■ **The problem**
Repeat the whole listing exactly.

■ **Data section**
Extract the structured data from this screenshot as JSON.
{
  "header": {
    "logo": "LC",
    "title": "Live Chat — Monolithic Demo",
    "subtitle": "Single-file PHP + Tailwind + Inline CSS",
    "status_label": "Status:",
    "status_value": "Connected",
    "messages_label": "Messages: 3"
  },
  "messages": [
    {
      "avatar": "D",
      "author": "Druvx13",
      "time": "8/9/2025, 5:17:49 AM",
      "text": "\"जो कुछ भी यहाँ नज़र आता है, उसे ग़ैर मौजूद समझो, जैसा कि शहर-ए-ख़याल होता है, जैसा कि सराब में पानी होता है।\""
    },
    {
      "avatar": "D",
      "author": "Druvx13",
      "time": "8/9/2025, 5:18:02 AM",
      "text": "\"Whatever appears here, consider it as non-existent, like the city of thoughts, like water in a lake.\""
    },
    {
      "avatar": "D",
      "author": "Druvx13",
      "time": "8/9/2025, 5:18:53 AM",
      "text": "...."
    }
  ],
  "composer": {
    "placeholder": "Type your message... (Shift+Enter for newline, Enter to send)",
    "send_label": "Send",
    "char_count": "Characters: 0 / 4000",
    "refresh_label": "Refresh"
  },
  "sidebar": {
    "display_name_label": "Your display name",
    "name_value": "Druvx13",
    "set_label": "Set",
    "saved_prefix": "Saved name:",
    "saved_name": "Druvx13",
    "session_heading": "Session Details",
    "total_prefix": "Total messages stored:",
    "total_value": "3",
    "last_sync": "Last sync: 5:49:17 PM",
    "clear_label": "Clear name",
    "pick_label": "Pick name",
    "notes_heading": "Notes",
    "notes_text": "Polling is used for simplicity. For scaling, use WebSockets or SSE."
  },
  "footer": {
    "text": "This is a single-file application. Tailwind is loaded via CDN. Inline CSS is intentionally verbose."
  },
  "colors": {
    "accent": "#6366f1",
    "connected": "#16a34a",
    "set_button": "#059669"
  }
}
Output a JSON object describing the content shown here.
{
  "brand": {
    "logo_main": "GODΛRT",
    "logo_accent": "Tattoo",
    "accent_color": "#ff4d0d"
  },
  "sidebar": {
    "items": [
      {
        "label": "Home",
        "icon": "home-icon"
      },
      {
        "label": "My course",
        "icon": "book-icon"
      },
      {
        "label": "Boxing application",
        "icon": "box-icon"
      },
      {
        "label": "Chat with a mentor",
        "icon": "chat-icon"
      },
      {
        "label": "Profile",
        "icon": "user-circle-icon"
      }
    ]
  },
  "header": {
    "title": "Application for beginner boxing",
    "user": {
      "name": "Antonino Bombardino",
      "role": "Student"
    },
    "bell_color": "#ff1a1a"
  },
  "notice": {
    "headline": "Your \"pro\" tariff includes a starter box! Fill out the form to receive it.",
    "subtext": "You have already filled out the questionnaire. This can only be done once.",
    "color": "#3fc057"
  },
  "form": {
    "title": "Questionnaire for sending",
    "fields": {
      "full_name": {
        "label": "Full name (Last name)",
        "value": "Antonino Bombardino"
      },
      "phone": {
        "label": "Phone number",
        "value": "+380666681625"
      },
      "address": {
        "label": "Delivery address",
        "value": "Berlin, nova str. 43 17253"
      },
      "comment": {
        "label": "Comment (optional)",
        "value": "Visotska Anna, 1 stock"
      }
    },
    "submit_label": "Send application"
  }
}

■ **Answer below**
Extract the structured data from this screenshot as JSON.
{
  "header": {
    "logo": "LC",
    "title": "Live Chat — Monolithic Demo",
    "subtitle": "Single-file PHP + Tailwind + Inline CSS",
    "status_label": "Status:",
    "status_value": "Connected",
    "messages_label": "Messages: 3"
  },
  "messages": [
    {
      "avatar": "D",
      "author": "Druvx13",
      "time": "8/9/2025, 5:17:49 AM",
      "text": "\"जो कुछ भी यहाँ नज़र आता है, उसे ग़ैर मौजूद समझो, जैसा कि शहर-ए-ख़याल होता है, जैसा कि सराब में पानी होता है।\""
    },
    {
      "avatar": "D",
      "author": "Druvx13",
      "time": "8/9/2025, 5:18:02 AM",
      "text": "\"Whatever appears here, consider it as non-existent, like the city of thoughts, like water in a lake.\""
    },
    {
      "avatar": "D",
      "author": "Druvx13",
      "time": "8/9/2025, 5:18:53 AM",
      "text": "...."
    }
  ],
  "composer": {
    "placeholder": "Type your message... (Shift+Enter for newline, Enter to send)",
    "send_label": "Send",
    "char_count": "Characters: 0 / 4000",
    "refresh_label": "Refresh"
  },
  "sidebar": {
    "display_name_label": "Your display name",
    "name_value": "Druvx13",
    "set_label": "Set",
    "saved_prefix": "Saved name:",
    "saved_name": "Druvx13",
    "session_heading": "Session Details",
    "total_prefix": "Total messages stored:",
    "total_value": "3",
    "last_sync": "Last sync: 5:49:17 PM",
    "clear_label": "Clear name",
    "pick_label": "Pick name",
    "notes_heading": "Notes",
    "notes_text": "Polling is used for simplicity. For scaling, use WebSockets or SSE."
  },
  "footer": {
    "text": "This is a single-file application. Tailwind is loaded via CDN. Inline CSS is intentionally verbose."
  },
  "colors": {
    "accent": "#6366f1",
    "connected": "#16a34a",
    "set_button": "#059669"
  }
}
Output a JSON object describing the content shown here.
{
  "brand": {
    "logo_main": "GODΛRT",
    "logo_accent": "Tattoo",
    "accent_color": "#ff4d0d"
  },
  "sidebar": {
    "items": [
      {
        "label": "Home",
        "icon": "home-icon"
      },
      {
        "label": "My course",
        "icon": "book-icon"
      },
      {
        "label": "Boxing application",
        "icon": "box-icon"
      },
      {
        "label": "Chat with a mentor",
        "icon": "chat-icon"
      },
      {
        "label": "Profile",
        "icon": "user-circle-icon"
      }
    ]
  },
  "header": {
    "title": "Application for beginner boxing",
    "user": {
      "name": "Antonino Bombardino",
      "role": "Student"
    },
    "bell_color": "#ff1a1a"
  },
  "notice": {
    "headline": "Your \"pro\" tariff includes a starter box! Fill out the form to receive it.",
    "subtext": "You have already filled out the questionnaire. This can only be done once.",
    "color": "#3fc057"
  },
  "form": {
    "title": "Questionnaire for sending",
    "fields": {
      "full_name": {
        "label": "Full name (Last name)",
        "value": "Antonino Bombardino"
      },
      "phone": {
        "label": "Phone number",
        "value": "+380666681625"
      },
      "address": {
        "label": "Delivery address",
        "value": "Berlin, nova str. 43 17253"
      },
      "comment": {
        "label": "Comment (optional)",
        "value": "Visotska Anna, 1 stock"
      }
    },
    "submit_label": "Send application"
  }
}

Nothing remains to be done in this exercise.